Problem: Show every line in the entries below where the word "JSON" appears.

─── Items ───

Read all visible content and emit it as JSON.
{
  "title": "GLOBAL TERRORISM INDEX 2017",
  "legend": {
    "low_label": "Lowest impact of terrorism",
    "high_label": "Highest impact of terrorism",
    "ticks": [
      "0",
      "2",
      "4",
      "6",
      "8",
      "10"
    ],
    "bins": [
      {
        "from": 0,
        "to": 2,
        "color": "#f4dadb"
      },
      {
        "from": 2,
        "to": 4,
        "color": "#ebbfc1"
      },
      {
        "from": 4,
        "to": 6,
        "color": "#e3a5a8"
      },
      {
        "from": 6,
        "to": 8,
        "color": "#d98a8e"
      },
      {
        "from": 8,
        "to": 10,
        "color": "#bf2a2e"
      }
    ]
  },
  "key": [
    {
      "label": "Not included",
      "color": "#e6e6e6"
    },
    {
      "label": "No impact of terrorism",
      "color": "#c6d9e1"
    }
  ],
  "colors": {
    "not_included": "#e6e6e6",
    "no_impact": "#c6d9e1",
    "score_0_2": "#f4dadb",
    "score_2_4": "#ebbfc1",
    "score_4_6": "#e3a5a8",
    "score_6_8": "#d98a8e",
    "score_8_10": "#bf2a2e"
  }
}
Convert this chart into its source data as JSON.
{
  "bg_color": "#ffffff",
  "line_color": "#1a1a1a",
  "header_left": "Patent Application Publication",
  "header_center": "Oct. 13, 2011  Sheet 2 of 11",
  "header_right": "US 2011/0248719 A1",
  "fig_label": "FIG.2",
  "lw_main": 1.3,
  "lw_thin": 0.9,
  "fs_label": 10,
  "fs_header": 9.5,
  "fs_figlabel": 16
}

───

Exercise result:
Read all visible content and emit it as JSON.
Convert this chart into its source data as JSON.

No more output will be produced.